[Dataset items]

## Start

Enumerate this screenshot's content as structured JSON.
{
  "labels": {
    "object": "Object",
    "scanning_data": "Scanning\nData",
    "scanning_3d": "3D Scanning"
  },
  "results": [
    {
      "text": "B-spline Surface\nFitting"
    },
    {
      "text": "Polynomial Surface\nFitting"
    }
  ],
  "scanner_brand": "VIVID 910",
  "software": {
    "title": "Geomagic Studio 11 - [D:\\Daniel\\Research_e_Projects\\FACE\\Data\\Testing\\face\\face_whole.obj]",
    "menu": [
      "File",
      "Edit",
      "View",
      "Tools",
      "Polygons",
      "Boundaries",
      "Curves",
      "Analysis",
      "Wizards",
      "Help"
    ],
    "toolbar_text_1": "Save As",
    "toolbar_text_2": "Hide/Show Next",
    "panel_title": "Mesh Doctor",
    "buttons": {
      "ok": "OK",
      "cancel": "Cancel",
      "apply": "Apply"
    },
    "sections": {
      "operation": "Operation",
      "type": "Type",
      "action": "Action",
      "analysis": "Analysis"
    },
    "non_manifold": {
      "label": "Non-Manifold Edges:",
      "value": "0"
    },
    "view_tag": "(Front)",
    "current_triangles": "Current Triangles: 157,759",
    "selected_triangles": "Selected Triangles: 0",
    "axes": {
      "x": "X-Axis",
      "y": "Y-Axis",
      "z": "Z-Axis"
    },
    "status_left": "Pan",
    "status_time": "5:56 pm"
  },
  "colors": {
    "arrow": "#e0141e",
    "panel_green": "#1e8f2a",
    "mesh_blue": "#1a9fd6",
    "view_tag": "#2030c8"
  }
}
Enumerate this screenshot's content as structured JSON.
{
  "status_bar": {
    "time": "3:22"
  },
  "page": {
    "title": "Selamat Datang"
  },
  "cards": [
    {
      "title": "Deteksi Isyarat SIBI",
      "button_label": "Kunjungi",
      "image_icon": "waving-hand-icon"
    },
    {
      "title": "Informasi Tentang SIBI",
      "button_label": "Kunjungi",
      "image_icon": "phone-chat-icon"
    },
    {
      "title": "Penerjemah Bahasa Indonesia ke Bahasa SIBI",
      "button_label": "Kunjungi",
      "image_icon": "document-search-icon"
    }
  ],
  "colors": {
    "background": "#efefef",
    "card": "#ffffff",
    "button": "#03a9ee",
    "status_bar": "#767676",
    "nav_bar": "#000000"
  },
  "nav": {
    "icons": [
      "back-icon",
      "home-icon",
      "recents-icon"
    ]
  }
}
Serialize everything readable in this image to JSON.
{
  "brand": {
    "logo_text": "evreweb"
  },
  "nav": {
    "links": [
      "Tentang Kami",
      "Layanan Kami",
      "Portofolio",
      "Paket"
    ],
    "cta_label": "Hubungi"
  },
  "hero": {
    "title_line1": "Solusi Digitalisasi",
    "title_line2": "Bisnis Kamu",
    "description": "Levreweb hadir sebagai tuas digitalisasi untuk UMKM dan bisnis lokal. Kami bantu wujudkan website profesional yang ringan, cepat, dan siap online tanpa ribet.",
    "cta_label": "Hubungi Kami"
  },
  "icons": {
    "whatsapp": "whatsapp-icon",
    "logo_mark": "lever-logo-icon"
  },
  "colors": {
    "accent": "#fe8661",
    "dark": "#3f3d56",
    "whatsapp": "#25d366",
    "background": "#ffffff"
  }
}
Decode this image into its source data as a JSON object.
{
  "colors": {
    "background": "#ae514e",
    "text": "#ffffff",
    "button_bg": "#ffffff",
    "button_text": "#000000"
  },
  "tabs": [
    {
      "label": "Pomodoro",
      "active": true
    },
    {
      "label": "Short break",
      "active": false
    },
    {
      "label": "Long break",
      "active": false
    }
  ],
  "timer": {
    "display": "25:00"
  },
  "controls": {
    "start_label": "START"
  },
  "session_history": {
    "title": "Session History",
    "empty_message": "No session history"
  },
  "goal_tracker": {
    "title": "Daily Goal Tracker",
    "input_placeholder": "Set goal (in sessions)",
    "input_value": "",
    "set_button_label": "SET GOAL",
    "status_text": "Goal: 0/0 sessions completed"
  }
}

## End

- **Description of the task**
Reproduce the material precisely, including every line.

- **Answer below**
Enumerate this screenshot's content as structured JSON.
{
  "labels": {
    "object": "Object",
    "scanning_data": "Scanning\nData",
    "scanning_3d": "3D Scanning"
  },
  "results": [
    {
      "text": "B-spline Surface\nFitting"
    },
    {
      "text": "Polynomial Surface\nFitting"
    }
  ],
  "scanner_brand": "VIVID 910",
  "software": {
    "title": "Geomagic Studio 11 - [D:\\Daniel\\Research_e_Projects\\FACE\\Data\\Testing\\face\\face_whole.obj]",
    "menu": [
      "File",
      "Edit",
      "View",
      "Tools",
      "Polygons",
      "Boundaries",
      "Curves",
      "Analysis",
      "Wizards",
      "Help"
    ],
    "toolbar_text_1": "Save As",
    "toolbar_text_2": "Hide/Show Next",
    "panel_title": "Mesh Doctor",
    "buttons": {
      "ok": "OK",
      "cancel": "Cancel",
      "apply": "Apply"
    },
    "sections": {
      "operation": "Operation",
      "type": "Type",
      "action": "Action",
      "analysis": "Analysis"
    },
    "non_manifold": {
      "label": "Non-Manifold Edges:",
      "value": "0"
    },
    "view_tag": "(Front)",
    "current_triangles": "Current Triangles: 157,759",
    "selected_triangles": "Selected Triangles: 0",
    "axes": {
      "x": "X-Axis",
      "y": "Y-Axis",
      "z": "Z-Axis"
    },
    "status_left": "Pan",
    "status_time": "5:56 pm"
  },
  "colors": {
    "arrow": "#e0141e",
    "panel_green": "#1e8f2a",
    "mesh_blue": "#1a9fd6",
    "view_tag": "#2030c8"
  }
}
Enumerate this screenshot's content as structured JSON.
{
  "status_bar": {
    "time": "3:22"
  },
  "page": {
    "title": "Selamat Datang"
  },
  "cards": [
    {
      "title": "Deteksi Isyarat SIBI",
      "button_label": "Kunjungi",
      "image_icon": "waving-hand-icon"
    },
    {
      "title": "Informasi Tentang SIBI",
      "button_label": "Kunjungi",
      "image_icon": "phone-chat-icon"
    },
    {
      "title": "Penerjemah Bahasa Indonesia ke Bahasa SIBI",
      "button_label": "Kunjungi",
      "image_icon": "document-search-icon"
    }
  ],
  "colors": {
    "background": "#efefef",
    "card": "#ffffff",
    "button": "#03a9ee",
    "status_bar": "#767676",
    "nav_bar": "#000000"
  },
  "nav": {
    "icons": [
      "back-icon",
      "home-icon",
      "recents-icon"
    ]
  }
}
Serialize everything readable in this image to JSON.
{
  "brand": {
    "logo_text": "evreweb"
  },
  "nav": {
    "links": [
      "Tentang Kami",
      "Layanan Kami",
      "Portofolio",
      "Paket"
    ],
    "cta_label": "Hubungi"
  },
  "hero": {
    "title_line1": "Solusi Digitalisasi",
    "title_line2": "Bisnis Kamu",
    "description": "Levreweb hadir sebagai tuas digitalisasi untuk UMKM dan bisnis lokal. Kami bantu wujudkan website profesional yang ringan, cepat, dan siap online tanpa ribet.",
    "cta_label": "Hubungi Kami"
  },
  "icons": {
    "whatsapp": "whatsapp-icon",
    "logo_mark": "lever-logo-icon"
  },
  "colors": {
    "accent": "#fe8661",
    "dark": "#3f3d56",
    "whatsapp": "#25d366",
    "background": "#ffffff"
  }
}
Decode this image into its source data as a JSON object.
{
  "colors": {
    "background": "#ae514e",
    "text": "#ffffff",
    "button_bg": "#ffffff",
    "button_text": "#000000"
  },
  "tabs": [
    {
      "label": "Pomodoro",
      "active": true
    },
    {
      "label": "Short break",
      "active": false
    },
    {
      "label": "Long break",
      "active": false
    }
  ],
  "timer": {
    "display": "25:00"
  },
  "controls": {
    "start_label": "START"
  },
  "session_history": {
    "title": "Session History",
    "empty_message": "No session history"
  },
  "goal_tracker": {
    "title": "Daily Goal Tracker",
    "input_placeholder": "Set goal (in sessions)",
    "input_value": "",
    "set_button_label": "SET GOAL",
    "status_text": "Goal: 0/0 sessions completed"
  }
}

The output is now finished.